**Directions for this task**
Records follow. Copy every line with "жилищного".

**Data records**
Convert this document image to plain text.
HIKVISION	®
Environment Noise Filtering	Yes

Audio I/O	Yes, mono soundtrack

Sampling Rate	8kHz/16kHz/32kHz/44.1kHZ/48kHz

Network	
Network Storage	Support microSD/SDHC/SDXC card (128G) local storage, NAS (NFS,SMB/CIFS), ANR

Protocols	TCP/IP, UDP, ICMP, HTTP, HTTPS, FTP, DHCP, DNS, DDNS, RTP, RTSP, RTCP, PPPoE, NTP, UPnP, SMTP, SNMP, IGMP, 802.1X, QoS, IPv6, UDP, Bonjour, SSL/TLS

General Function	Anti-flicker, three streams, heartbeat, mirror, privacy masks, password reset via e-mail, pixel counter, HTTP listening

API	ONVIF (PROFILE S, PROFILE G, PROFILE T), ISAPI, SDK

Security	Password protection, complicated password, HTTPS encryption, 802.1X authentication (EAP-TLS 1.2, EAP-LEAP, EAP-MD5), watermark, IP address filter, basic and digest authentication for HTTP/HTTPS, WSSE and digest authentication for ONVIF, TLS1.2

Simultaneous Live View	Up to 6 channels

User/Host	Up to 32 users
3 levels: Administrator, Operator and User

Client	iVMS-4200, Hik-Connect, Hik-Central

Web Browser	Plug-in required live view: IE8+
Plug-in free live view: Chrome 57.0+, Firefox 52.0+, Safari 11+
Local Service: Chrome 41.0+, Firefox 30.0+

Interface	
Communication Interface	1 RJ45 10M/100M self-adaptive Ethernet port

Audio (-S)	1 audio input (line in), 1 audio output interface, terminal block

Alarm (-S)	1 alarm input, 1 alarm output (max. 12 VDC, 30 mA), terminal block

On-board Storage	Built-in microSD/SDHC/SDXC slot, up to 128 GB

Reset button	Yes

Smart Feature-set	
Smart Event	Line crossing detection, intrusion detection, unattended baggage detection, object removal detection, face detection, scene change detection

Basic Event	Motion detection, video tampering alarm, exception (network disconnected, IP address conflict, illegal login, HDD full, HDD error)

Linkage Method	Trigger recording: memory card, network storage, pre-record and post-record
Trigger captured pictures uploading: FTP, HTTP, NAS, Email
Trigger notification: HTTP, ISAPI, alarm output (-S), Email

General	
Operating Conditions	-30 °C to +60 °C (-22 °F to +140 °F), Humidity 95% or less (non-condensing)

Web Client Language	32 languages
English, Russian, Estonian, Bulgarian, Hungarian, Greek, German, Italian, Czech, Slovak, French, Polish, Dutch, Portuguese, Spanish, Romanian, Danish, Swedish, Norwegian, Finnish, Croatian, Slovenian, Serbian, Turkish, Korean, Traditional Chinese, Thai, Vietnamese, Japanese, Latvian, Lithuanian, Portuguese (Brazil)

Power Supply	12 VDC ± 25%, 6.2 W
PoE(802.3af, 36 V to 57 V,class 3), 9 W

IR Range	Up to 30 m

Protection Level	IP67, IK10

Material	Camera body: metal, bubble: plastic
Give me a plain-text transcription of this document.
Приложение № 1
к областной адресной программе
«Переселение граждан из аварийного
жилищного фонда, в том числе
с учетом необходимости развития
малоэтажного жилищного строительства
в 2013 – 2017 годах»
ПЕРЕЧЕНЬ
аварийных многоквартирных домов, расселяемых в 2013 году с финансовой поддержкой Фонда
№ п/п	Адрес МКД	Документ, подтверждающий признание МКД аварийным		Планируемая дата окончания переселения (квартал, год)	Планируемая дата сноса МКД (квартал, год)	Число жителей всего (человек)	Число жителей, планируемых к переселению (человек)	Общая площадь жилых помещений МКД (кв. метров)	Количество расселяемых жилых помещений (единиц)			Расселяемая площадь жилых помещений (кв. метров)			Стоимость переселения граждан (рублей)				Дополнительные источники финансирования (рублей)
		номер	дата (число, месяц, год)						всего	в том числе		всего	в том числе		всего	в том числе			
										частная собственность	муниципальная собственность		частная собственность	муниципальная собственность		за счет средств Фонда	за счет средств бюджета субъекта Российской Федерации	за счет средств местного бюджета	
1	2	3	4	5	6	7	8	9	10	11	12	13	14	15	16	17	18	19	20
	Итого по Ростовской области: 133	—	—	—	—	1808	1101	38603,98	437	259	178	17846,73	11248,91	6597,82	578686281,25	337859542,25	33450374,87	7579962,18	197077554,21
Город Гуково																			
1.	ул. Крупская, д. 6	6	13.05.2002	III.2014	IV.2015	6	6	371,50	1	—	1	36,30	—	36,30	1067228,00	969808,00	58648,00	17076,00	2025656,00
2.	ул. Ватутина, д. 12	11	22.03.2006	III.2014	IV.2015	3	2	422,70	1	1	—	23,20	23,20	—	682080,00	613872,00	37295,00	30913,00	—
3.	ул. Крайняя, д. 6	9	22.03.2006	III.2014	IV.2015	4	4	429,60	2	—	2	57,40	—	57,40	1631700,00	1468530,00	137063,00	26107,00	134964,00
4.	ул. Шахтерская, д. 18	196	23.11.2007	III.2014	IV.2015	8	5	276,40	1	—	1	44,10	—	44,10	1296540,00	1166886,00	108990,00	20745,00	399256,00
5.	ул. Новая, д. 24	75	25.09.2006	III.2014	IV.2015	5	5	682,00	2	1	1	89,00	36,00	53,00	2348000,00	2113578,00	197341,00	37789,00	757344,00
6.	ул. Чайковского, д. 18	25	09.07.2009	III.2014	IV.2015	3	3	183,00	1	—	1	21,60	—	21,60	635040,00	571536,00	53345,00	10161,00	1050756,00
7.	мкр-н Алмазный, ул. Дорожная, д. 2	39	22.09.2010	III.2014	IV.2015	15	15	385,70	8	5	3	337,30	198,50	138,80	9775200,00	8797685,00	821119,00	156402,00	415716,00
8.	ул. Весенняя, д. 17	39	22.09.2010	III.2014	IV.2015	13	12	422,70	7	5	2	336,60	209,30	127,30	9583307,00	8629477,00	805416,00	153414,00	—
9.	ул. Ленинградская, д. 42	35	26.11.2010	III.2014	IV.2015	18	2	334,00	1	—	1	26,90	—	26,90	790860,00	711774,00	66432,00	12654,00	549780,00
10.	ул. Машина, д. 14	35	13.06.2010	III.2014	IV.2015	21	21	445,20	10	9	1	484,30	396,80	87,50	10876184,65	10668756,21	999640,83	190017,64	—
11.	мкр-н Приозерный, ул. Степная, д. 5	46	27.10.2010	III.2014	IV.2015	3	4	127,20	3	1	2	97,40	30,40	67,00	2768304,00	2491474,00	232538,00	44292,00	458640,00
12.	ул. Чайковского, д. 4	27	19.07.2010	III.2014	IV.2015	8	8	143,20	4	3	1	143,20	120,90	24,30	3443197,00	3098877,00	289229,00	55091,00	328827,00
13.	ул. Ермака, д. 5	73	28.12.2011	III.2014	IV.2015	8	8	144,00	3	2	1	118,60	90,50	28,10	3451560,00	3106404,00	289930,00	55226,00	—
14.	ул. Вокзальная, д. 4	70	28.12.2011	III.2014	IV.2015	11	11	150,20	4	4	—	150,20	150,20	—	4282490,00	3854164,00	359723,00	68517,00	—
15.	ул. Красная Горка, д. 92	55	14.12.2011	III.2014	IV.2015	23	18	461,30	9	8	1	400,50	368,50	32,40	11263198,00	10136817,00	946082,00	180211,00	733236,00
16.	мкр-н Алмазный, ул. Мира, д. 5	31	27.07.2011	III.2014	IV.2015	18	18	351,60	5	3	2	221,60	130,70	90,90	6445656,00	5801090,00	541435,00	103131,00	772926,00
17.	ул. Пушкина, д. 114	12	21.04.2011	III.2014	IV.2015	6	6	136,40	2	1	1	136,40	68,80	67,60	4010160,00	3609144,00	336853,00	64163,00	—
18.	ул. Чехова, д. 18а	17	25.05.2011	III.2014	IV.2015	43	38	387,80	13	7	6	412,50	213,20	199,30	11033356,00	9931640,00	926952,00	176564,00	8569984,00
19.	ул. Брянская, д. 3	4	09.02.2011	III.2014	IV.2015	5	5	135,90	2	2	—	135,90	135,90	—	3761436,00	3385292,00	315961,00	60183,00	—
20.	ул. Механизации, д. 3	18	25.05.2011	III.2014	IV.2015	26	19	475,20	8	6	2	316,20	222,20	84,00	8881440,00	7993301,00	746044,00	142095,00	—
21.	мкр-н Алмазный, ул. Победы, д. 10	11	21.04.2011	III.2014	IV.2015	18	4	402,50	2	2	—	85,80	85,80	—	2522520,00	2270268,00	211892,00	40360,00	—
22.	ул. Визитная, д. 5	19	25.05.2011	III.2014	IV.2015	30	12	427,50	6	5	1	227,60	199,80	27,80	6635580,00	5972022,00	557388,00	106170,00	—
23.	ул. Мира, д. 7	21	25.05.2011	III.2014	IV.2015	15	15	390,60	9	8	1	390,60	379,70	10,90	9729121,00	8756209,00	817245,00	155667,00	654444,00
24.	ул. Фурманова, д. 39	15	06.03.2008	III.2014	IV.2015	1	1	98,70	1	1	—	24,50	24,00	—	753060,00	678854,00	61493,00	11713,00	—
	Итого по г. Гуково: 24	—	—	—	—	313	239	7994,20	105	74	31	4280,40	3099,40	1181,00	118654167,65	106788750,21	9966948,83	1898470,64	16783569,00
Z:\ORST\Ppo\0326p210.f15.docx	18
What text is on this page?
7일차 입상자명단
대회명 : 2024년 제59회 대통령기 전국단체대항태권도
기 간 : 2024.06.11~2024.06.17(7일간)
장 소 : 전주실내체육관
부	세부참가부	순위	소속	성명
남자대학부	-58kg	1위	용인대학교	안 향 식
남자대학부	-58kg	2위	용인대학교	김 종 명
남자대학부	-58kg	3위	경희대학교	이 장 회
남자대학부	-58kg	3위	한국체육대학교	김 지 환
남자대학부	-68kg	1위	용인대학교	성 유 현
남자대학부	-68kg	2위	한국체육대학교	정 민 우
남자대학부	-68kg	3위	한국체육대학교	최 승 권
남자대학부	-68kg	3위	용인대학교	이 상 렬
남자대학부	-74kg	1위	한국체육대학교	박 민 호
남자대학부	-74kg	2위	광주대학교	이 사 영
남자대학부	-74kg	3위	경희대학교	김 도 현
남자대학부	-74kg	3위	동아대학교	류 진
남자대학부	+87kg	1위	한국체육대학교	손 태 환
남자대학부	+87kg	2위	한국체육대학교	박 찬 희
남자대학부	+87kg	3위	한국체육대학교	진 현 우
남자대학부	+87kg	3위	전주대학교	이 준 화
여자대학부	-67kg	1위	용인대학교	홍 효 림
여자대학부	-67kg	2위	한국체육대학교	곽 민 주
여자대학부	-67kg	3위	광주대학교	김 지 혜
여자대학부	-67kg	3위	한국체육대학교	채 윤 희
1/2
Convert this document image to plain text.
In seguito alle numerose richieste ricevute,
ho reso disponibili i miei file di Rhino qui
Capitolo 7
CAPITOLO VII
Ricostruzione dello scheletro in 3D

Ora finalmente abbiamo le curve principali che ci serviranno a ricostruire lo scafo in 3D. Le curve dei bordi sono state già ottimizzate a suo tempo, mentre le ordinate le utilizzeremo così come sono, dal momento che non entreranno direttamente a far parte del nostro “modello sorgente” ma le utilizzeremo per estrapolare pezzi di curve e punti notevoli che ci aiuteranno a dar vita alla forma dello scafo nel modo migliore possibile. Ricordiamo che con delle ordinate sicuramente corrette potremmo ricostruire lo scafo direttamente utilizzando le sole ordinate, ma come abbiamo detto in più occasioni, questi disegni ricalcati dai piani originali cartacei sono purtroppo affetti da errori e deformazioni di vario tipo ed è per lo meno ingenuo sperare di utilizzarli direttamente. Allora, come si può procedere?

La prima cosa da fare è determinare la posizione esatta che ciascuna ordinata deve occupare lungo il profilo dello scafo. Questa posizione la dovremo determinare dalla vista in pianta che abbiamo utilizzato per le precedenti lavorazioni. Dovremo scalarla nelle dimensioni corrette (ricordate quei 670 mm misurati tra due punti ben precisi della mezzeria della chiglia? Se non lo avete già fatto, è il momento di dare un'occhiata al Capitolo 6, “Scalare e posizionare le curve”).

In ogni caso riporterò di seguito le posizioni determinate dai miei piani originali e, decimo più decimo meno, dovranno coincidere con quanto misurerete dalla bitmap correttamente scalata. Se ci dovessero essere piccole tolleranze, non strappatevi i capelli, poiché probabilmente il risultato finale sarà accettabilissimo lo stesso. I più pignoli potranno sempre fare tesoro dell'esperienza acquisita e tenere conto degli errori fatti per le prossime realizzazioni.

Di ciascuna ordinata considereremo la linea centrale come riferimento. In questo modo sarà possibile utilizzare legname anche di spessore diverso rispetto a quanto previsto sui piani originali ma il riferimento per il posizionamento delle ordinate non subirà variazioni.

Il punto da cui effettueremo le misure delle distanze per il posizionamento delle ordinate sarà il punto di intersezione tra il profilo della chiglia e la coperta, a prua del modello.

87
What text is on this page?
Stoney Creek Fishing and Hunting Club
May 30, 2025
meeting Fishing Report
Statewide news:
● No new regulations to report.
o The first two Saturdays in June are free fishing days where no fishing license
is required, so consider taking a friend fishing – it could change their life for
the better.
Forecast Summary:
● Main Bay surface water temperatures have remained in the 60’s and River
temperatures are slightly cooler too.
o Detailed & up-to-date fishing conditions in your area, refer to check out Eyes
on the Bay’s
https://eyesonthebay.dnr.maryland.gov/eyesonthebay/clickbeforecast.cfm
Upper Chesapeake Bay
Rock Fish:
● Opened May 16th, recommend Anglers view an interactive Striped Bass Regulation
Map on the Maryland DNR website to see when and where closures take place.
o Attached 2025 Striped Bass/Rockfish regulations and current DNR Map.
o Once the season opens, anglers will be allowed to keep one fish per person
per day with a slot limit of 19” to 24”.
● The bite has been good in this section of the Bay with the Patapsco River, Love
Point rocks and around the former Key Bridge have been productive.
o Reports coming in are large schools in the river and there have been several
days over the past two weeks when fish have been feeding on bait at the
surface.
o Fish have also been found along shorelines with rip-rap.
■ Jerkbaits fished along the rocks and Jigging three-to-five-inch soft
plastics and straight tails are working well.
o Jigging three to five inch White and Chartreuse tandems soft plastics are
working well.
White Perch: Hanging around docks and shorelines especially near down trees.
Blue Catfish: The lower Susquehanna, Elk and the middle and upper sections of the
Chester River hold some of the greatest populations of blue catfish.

**Result**
жилищного фонда, в том числе
малоэтажного жилищного строительства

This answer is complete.